▶ **Problem to work on**
Wherever a line holds the word "location", copy that line out.

***

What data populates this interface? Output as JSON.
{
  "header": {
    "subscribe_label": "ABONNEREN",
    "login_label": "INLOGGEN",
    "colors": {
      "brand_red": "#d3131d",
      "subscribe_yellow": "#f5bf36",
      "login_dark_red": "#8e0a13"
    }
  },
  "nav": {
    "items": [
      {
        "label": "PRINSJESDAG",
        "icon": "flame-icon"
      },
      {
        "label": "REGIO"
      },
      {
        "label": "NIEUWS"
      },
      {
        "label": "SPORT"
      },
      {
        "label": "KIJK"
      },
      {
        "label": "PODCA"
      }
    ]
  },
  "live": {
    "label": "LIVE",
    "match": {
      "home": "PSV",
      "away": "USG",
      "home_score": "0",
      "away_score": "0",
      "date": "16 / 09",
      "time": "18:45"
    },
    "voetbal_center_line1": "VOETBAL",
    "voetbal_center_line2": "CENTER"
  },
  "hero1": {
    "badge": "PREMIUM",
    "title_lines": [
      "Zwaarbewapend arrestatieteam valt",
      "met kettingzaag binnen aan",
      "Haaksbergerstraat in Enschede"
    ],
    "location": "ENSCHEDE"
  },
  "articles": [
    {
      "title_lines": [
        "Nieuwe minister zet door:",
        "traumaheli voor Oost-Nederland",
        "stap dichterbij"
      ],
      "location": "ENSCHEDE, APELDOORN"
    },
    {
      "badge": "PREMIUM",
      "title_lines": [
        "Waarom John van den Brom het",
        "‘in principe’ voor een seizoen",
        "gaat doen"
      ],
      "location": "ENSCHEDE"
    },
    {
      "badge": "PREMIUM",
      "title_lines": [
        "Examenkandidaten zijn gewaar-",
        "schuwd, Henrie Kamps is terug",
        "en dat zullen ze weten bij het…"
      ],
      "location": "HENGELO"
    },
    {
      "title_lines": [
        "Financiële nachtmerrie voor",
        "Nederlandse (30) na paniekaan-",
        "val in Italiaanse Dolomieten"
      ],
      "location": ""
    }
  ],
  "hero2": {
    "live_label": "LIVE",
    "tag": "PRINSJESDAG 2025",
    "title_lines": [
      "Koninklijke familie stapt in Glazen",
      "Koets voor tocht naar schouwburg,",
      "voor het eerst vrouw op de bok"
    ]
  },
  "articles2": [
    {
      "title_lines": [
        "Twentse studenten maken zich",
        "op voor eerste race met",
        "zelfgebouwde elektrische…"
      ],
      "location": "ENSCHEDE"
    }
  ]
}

***

▶ **Task result**
    "location": "ENSCHEDE"
      "location": "ENSCHEDE, APELDOORN"
      "location": "ENSCHEDE"
      "location": "HENGELO"
      "location": ""
      "location": "ENSCHEDE"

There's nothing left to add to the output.